§ Exercise aim:
Count, in the entries, the lines with "title". Answer with the number only.

— Start —

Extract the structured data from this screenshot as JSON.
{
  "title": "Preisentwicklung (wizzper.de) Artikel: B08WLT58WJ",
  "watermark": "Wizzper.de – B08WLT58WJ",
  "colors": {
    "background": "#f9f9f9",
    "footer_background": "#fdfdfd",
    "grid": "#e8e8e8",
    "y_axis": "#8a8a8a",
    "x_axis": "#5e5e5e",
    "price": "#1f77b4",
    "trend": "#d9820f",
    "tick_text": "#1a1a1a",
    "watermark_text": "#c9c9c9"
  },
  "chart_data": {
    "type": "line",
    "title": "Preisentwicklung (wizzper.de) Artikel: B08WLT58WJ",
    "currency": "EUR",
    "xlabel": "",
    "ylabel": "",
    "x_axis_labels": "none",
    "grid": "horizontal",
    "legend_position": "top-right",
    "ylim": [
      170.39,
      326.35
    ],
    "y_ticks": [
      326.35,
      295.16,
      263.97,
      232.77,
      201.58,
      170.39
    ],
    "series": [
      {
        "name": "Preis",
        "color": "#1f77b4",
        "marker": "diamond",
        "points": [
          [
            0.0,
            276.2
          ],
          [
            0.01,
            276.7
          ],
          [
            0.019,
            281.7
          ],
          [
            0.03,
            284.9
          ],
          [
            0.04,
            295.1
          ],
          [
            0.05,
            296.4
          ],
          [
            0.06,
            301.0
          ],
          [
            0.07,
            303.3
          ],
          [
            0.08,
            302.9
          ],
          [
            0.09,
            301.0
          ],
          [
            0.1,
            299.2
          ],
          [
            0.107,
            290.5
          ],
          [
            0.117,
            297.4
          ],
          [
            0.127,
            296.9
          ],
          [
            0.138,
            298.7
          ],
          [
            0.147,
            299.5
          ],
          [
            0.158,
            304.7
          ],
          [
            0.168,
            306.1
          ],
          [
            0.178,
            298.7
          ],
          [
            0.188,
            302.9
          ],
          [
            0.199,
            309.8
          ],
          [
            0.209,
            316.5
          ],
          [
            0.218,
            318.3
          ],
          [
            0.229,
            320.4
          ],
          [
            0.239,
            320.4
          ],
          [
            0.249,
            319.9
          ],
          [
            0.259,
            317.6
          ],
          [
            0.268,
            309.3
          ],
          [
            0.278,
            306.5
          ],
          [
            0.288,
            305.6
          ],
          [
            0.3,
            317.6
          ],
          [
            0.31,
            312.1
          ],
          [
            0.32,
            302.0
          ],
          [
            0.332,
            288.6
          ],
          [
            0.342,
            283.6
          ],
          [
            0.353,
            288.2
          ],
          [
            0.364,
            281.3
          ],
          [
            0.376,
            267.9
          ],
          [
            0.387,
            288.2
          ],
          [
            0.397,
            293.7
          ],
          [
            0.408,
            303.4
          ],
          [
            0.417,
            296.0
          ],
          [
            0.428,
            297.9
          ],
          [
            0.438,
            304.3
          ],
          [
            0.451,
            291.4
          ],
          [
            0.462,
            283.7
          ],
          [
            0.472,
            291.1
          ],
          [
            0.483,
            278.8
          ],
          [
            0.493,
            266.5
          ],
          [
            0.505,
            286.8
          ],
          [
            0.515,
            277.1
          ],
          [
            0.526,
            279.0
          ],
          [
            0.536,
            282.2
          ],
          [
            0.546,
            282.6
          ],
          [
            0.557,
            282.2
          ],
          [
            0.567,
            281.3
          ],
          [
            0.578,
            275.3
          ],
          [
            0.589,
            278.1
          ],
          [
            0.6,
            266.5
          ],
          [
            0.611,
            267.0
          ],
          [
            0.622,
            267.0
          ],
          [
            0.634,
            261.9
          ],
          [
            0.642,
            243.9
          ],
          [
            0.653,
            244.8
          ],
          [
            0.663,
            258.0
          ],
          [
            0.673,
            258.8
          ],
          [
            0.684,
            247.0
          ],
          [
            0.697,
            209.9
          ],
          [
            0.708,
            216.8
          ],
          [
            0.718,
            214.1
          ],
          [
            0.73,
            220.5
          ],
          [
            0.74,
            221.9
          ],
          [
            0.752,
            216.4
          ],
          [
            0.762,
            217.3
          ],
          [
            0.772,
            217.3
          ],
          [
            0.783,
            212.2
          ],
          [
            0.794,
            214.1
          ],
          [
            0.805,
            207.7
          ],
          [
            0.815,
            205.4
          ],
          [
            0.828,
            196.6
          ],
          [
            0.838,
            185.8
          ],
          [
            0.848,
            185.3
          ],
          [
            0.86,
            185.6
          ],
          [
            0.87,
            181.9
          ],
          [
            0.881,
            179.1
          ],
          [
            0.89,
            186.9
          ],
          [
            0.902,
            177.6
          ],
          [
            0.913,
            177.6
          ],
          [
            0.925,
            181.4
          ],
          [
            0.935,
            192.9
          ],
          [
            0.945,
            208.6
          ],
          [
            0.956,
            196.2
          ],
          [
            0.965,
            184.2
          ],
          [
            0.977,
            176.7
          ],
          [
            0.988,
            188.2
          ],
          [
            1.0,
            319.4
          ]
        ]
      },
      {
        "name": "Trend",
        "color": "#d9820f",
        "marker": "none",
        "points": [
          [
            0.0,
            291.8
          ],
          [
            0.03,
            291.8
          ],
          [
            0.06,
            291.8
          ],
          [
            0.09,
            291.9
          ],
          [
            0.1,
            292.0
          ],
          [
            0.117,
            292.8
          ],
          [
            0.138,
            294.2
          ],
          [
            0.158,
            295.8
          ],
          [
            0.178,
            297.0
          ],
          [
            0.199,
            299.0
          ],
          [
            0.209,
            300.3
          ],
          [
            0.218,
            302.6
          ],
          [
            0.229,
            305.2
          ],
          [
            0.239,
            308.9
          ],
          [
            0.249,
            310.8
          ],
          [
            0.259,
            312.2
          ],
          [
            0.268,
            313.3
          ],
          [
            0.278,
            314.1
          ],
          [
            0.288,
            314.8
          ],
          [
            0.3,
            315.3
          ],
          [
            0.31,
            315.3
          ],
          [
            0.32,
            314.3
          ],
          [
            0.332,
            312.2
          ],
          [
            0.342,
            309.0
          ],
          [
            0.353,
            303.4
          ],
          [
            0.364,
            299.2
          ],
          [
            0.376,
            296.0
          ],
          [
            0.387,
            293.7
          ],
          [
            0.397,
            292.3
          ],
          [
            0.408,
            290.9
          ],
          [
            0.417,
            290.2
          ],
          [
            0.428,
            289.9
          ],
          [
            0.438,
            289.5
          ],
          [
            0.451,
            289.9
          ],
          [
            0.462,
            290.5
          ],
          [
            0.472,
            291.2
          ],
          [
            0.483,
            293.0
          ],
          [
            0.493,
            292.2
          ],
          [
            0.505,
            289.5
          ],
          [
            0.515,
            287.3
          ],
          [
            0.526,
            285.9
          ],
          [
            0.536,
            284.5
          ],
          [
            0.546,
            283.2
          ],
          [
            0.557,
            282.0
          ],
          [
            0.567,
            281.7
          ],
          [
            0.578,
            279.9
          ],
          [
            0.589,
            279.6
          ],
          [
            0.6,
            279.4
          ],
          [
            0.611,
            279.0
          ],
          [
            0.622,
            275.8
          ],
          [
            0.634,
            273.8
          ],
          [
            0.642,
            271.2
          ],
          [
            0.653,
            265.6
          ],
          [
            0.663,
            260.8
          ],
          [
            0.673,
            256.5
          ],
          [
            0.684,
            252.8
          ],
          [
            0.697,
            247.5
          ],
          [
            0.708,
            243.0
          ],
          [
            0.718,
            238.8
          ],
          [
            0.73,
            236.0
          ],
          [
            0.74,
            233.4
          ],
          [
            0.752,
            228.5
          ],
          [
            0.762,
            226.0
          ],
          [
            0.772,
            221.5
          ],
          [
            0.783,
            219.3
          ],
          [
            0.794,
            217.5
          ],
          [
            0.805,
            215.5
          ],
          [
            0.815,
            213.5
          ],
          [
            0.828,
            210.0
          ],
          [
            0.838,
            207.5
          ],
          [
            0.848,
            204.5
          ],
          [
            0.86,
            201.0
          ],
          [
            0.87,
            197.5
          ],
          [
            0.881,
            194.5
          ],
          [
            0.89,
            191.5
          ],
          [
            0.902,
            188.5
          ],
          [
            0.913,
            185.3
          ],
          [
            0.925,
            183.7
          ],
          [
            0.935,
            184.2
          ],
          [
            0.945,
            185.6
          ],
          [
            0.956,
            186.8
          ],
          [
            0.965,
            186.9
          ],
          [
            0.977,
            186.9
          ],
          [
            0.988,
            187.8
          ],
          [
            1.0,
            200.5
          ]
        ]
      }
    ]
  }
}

— End —

§ Worked answer:
2